__WHAT YOU SHOULD DO__. Where a line contains the word "https", copy that line in full.

[GIVEN RECORDS start]

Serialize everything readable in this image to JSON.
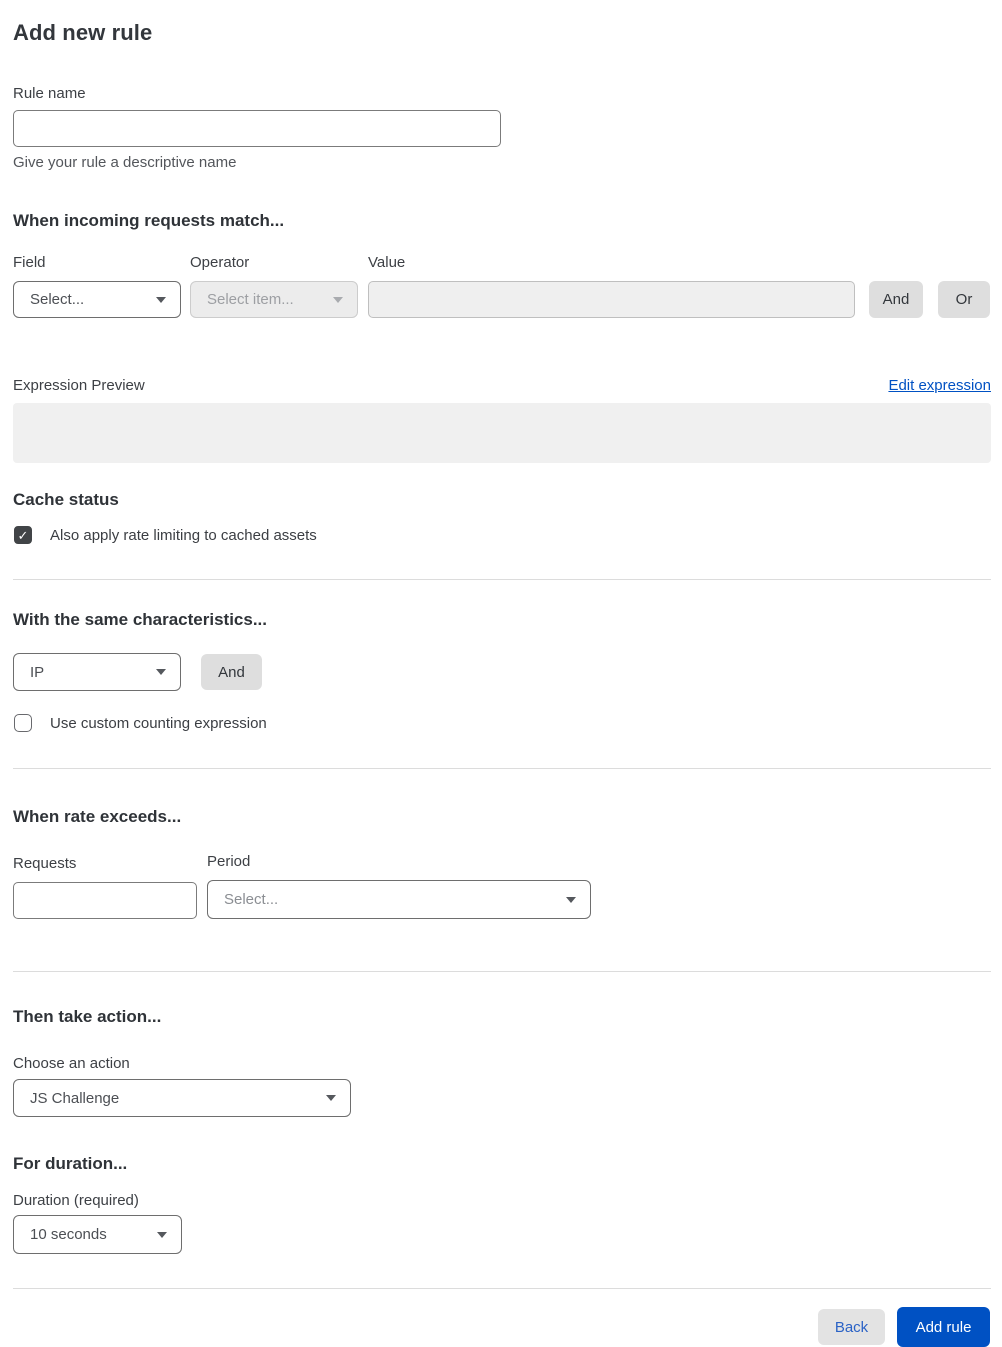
{
  "page": {
    "title": "Add new rule"
  },
  "rule_name": {
    "label": "Rule name",
    "value": "",
    "helper": "Give your rule a descriptive name"
  },
  "match": {
    "heading": "When incoming requests match...",
    "field": {
      "label": "Field",
      "selected": "Select..."
    },
    "operator": {
      "label": "Operator",
      "selected": "Select item...",
      "disabled": true
    },
    "value": {
      "label": "Value",
      "value": "",
      "disabled": true
    },
    "and_label": "And",
    "or_label": "Or",
    "expression_preview_label": "Expression Preview",
    "edit_expression_label": "Edit expression",
    "expression_value": ""
  },
  "cache": {
    "heading": "Cache status",
    "checkbox_label": "Also apply rate limiting to cached assets",
    "checked": true,
    "check_glyph": "✓"
  },
  "characteristics": {
    "heading": "With the same characteristics...",
    "selected": "IP",
    "and_label": "And",
    "checkbox_label": "Use custom counting expression",
    "checked": false
  },
  "rate": {
    "heading": "When rate exceeds...",
    "requests_label": "Requests",
    "requests_value": "",
    "period_label": "Period",
    "period_selected": "Select..."
  },
  "action": {
    "heading": "Then take action...",
    "choose_label": "Choose an action",
    "selected": "JS Challenge"
  },
  "duration": {
    "heading": "For duration...",
    "label": "Duration (required)",
    "selected": "10 seconds"
  },
  "footer": {
    "back_label": "Back",
    "add_rule_label": "Add rule"
  },
  "colors": {
    "primary_blue": "#0051c3",
    "link_blue": "#0051c3",
    "back_text_blue": "#2a62c6",
    "button_gray": "#dedede",
    "disabled_bg": "#ececec",
    "preview_bg": "#f0f0f0",
    "checkbox_checked_bg": "#414447"
  }
}
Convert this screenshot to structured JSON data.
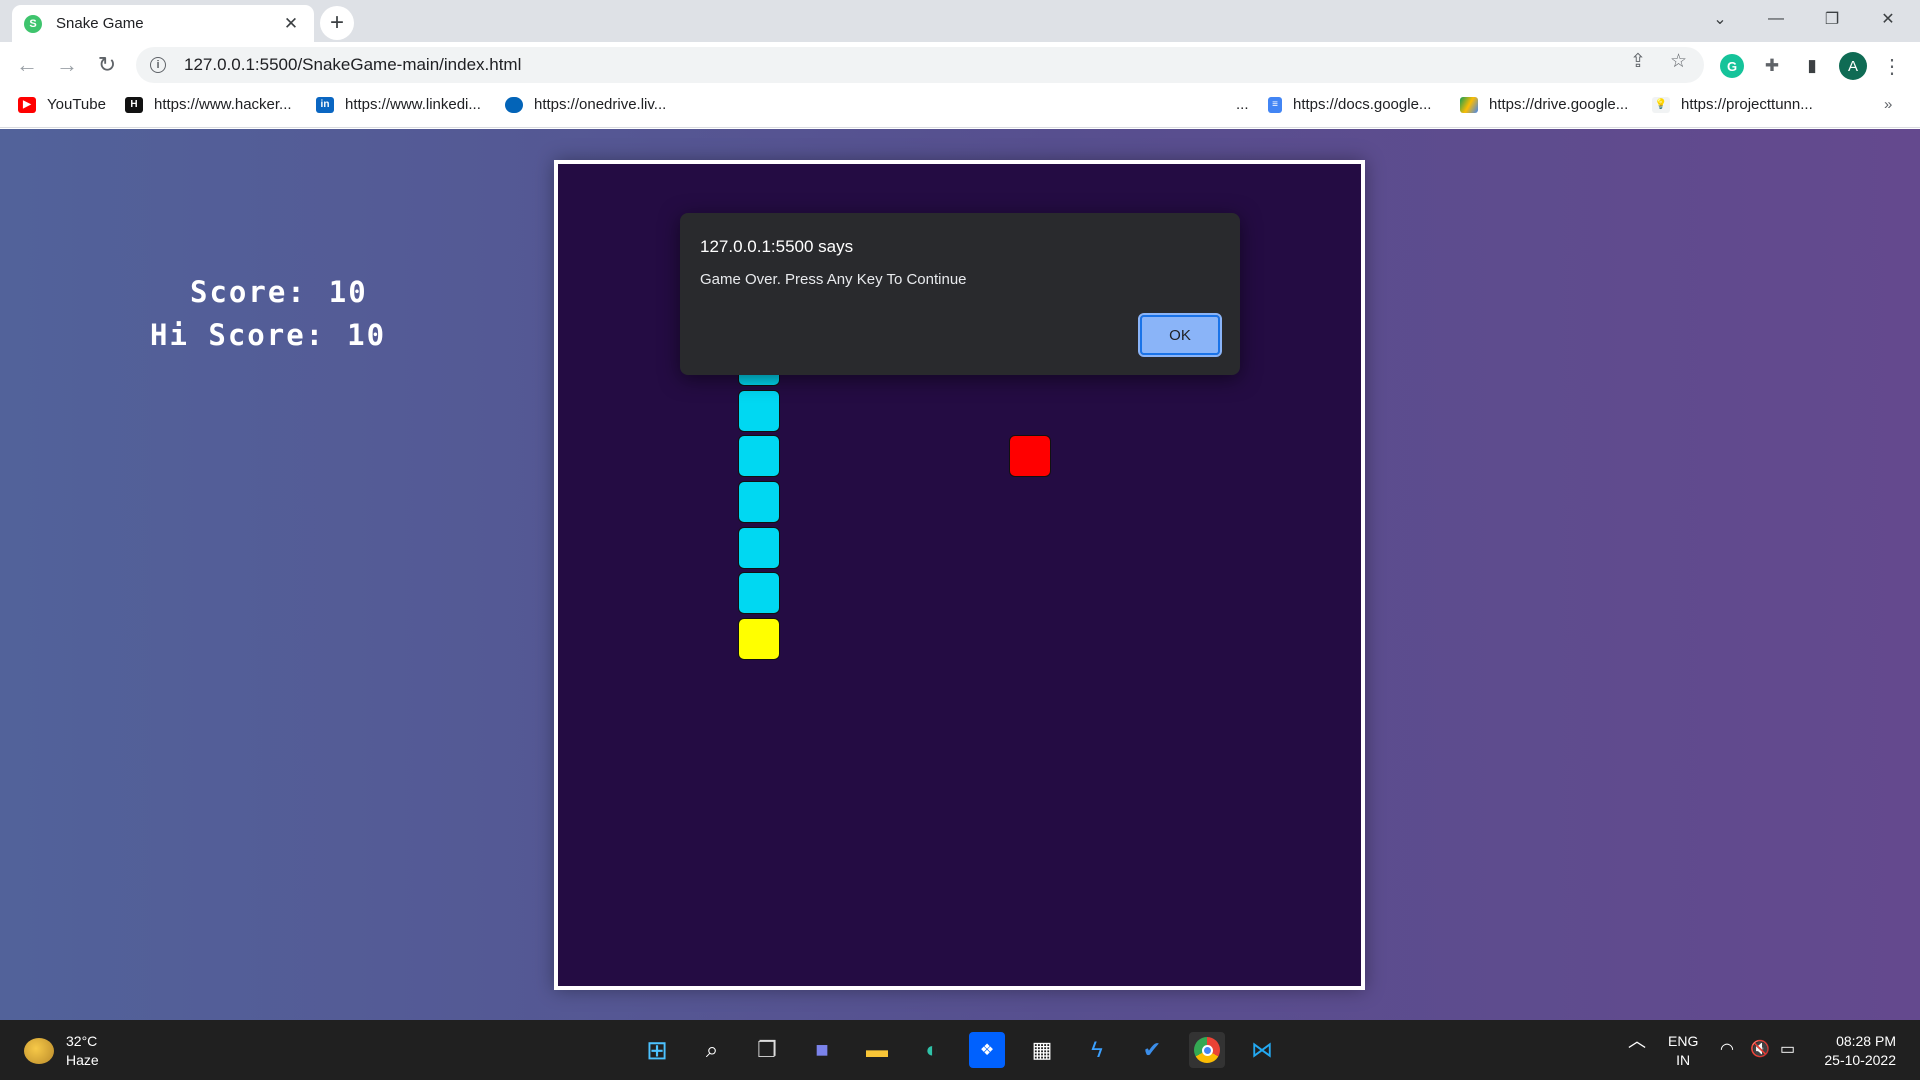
{
  "browser": {
    "tab_title": "Snake Game",
    "url": "127.0.0.1:5500/SnakeGame-main/index.html",
    "avatar_initial": "A",
    "bookmarks": [
      {
        "label": "YouTube",
        "icon": "youtube-icon"
      },
      {
        "label": "https://www.hacker...",
        "icon": "hackerrank-icon"
      },
      {
        "label": "https://www.linkedi...",
        "icon": "linkedin-icon"
      },
      {
        "label": "https://onedrive.liv...",
        "icon": "onedrive-icon"
      },
      {
        "label": "...",
        "icon": ""
      },
      {
        "label": "https://docs.google...",
        "icon": "google-docs-icon"
      },
      {
        "label": "https://drive.google...",
        "icon": "google-drive-icon"
      },
      {
        "label": "https://projecttunn...",
        "icon": "bulb-icon"
      }
    ],
    "more_bookmarks": "»"
  },
  "game": {
    "score_label": "Score:",
    "score_value": "10",
    "hiscore_label": "Hi Score:",
    "hiscore_value": "10",
    "colors": {
      "board": "#240c43",
      "snake": "#00d8f2",
      "head": "#ffff00",
      "food": "#ff0000",
      "border": "#ffffff"
    }
  },
  "dialog": {
    "title": "127.0.0.1:5500 says",
    "message": "Game Over. Press Any Key To Continue",
    "ok_label": "OK"
  },
  "taskbar": {
    "temperature": "32°C",
    "weather": "Haze",
    "language": "ENG",
    "region": "IN",
    "time": "08:28 PM",
    "date": "25-10-2022"
  }
}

[GIVEN RECORDS end]

__CORRECT RESPONSE__.
        "label": "https://www.hacker...",
        "label": "https://www.linkedi...",
        "label": "https://onedrive.liv...",
        "label": "https://docs.google...",
        "label": "https://drive.google...",
        "label": "https://projecttunn...",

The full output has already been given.